(Dataset records)
———

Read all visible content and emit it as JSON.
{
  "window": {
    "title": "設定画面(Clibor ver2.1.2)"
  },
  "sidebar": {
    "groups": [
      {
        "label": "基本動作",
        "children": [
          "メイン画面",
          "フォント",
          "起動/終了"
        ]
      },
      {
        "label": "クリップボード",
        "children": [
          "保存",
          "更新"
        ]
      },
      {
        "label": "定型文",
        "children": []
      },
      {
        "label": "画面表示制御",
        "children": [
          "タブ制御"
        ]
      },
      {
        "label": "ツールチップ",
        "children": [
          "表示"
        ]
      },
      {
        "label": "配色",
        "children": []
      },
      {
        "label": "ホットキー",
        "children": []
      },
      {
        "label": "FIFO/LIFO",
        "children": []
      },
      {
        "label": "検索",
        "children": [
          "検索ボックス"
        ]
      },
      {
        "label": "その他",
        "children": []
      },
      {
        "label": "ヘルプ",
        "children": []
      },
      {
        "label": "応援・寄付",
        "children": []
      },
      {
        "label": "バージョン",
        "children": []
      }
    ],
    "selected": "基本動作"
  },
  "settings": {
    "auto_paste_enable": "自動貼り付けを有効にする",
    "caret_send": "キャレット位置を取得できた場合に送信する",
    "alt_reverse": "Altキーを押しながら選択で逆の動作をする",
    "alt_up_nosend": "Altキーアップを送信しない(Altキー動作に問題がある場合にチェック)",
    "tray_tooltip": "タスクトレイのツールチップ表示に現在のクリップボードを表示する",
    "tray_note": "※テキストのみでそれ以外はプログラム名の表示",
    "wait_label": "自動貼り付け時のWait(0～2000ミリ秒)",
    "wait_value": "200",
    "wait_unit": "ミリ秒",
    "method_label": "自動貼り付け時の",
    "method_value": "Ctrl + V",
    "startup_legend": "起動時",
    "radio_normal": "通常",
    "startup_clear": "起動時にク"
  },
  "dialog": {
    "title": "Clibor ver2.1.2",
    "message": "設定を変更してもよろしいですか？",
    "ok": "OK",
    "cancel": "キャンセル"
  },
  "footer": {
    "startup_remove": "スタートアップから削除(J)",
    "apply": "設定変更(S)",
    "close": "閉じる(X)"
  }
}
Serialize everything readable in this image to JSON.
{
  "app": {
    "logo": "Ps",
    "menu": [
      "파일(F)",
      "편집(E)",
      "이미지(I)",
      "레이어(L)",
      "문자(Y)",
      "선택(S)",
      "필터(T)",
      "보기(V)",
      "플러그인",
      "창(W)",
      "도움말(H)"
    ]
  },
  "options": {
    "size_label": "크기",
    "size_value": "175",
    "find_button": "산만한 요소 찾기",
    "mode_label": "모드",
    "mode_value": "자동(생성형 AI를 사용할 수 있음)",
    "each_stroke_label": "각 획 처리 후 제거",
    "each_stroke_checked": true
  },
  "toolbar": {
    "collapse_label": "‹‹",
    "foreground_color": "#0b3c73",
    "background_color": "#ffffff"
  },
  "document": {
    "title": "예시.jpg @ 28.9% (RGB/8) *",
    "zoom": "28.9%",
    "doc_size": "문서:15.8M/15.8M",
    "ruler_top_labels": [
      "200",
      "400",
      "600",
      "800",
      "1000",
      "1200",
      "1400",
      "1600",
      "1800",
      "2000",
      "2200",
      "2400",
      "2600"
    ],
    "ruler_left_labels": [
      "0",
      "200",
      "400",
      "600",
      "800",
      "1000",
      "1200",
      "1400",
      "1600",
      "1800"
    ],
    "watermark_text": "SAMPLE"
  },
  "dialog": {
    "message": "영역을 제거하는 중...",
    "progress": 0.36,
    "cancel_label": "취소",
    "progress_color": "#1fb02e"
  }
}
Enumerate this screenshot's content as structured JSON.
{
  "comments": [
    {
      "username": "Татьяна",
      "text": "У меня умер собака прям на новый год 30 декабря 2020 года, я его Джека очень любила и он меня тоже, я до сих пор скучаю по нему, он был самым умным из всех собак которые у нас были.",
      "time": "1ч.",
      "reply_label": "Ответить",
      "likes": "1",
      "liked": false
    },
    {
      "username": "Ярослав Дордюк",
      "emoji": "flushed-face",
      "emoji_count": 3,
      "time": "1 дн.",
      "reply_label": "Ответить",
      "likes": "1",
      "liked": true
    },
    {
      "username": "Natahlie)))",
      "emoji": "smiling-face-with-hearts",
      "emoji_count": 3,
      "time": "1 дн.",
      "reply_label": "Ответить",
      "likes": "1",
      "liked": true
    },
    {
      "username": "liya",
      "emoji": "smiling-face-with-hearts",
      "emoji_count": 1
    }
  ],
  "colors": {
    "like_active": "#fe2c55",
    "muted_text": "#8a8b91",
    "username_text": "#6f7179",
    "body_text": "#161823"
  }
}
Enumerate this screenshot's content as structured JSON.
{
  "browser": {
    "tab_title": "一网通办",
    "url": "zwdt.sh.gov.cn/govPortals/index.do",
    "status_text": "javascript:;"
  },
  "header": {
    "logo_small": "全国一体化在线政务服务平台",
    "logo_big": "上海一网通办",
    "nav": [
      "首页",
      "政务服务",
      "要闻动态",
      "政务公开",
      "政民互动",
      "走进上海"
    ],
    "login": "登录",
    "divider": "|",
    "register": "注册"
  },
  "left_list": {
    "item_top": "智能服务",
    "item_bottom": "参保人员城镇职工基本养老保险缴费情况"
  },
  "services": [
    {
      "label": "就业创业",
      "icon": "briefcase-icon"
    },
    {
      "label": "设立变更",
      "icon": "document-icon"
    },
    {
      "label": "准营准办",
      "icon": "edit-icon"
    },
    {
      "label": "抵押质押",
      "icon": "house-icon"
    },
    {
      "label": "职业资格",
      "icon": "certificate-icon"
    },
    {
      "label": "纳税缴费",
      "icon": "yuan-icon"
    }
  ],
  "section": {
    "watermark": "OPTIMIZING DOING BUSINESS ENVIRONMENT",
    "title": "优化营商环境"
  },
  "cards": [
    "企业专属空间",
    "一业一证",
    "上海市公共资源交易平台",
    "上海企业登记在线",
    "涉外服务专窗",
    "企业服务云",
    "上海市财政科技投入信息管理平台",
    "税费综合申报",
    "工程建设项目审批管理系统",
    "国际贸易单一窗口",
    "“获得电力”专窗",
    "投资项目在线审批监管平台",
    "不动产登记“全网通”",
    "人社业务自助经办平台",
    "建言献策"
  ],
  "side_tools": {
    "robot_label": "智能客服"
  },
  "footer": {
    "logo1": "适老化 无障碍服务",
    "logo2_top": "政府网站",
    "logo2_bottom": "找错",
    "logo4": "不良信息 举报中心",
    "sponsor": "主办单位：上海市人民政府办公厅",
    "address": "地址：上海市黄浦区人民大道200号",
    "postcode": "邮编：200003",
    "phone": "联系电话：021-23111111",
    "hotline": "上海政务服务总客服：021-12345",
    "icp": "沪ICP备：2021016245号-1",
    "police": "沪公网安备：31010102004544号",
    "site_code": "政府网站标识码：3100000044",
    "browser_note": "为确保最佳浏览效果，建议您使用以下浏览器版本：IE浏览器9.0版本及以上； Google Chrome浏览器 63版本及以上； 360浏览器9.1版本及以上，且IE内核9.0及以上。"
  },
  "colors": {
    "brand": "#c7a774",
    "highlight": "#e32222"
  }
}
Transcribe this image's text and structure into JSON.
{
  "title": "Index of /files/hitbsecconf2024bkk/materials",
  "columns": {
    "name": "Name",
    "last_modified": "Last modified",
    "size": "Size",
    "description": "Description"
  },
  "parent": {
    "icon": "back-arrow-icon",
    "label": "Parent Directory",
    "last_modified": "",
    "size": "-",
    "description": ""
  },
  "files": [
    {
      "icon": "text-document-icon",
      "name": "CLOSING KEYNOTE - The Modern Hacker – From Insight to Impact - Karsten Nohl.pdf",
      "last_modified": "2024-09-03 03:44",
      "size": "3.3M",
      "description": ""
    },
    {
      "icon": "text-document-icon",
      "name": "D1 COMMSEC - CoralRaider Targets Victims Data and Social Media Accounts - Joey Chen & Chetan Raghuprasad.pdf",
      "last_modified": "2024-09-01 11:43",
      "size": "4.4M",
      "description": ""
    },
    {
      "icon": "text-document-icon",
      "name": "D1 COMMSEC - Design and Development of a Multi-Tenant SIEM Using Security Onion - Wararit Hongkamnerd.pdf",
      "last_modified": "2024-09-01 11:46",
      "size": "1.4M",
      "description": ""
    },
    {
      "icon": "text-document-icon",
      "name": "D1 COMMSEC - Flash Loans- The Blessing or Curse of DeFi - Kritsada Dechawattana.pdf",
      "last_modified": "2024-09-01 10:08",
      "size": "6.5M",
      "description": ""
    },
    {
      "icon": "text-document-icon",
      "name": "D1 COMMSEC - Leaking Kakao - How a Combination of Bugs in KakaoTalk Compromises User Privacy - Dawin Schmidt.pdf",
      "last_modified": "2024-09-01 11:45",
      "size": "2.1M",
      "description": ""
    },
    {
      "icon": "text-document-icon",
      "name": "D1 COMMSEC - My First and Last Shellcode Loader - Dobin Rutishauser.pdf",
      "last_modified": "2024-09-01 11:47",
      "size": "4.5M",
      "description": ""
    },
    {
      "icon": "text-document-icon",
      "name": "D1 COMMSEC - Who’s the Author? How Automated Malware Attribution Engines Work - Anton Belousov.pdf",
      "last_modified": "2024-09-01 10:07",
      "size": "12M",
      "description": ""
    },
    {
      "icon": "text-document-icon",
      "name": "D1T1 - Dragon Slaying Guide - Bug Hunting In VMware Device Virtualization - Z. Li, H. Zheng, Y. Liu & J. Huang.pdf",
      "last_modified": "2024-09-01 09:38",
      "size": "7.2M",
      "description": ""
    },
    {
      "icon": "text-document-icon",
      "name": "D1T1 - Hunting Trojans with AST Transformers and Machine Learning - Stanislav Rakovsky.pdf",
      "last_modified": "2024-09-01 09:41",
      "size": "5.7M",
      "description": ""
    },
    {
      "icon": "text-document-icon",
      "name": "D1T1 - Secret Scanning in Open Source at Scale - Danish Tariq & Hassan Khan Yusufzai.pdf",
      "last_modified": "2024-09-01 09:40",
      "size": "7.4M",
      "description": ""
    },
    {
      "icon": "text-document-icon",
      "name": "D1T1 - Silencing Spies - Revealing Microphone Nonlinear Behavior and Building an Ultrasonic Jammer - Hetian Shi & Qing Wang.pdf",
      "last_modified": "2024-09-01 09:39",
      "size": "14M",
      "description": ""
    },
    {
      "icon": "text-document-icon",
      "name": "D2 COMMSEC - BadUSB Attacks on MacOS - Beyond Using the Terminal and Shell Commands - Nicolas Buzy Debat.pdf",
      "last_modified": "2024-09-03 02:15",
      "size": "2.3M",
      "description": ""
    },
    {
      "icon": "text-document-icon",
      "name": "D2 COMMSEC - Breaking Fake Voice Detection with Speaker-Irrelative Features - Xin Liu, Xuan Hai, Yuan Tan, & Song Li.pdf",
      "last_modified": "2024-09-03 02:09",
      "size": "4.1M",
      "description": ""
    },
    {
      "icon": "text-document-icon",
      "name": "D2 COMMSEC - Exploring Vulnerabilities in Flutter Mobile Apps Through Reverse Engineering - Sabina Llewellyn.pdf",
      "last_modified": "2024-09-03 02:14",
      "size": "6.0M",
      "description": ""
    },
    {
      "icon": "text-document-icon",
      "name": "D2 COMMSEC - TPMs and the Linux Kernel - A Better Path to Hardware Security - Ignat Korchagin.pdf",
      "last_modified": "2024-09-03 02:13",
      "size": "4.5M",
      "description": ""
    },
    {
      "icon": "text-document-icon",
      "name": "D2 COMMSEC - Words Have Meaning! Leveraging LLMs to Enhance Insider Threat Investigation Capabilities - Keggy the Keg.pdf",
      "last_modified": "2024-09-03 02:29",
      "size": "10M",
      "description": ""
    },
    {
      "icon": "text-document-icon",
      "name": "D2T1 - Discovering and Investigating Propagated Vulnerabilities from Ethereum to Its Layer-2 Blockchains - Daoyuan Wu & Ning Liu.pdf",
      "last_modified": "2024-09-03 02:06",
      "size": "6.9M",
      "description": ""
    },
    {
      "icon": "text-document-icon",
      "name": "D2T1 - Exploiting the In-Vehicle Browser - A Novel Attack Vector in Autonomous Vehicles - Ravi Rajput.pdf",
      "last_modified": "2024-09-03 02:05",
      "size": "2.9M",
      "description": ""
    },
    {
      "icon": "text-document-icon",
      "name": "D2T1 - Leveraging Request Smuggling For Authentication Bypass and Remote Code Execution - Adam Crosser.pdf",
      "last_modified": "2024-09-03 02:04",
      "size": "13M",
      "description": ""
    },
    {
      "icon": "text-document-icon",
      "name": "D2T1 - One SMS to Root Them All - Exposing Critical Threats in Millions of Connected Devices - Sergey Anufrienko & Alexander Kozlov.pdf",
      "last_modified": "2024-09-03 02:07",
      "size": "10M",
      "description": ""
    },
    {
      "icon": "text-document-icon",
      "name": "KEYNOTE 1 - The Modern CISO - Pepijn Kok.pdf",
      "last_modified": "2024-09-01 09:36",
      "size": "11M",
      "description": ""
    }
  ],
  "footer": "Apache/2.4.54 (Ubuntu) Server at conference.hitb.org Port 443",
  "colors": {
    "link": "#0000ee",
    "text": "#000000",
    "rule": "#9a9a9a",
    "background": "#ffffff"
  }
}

———

Lines containing the string "ffffff" are to be selected and copied.

    "background_color": "#ffffff"
    "background": "#ffffff"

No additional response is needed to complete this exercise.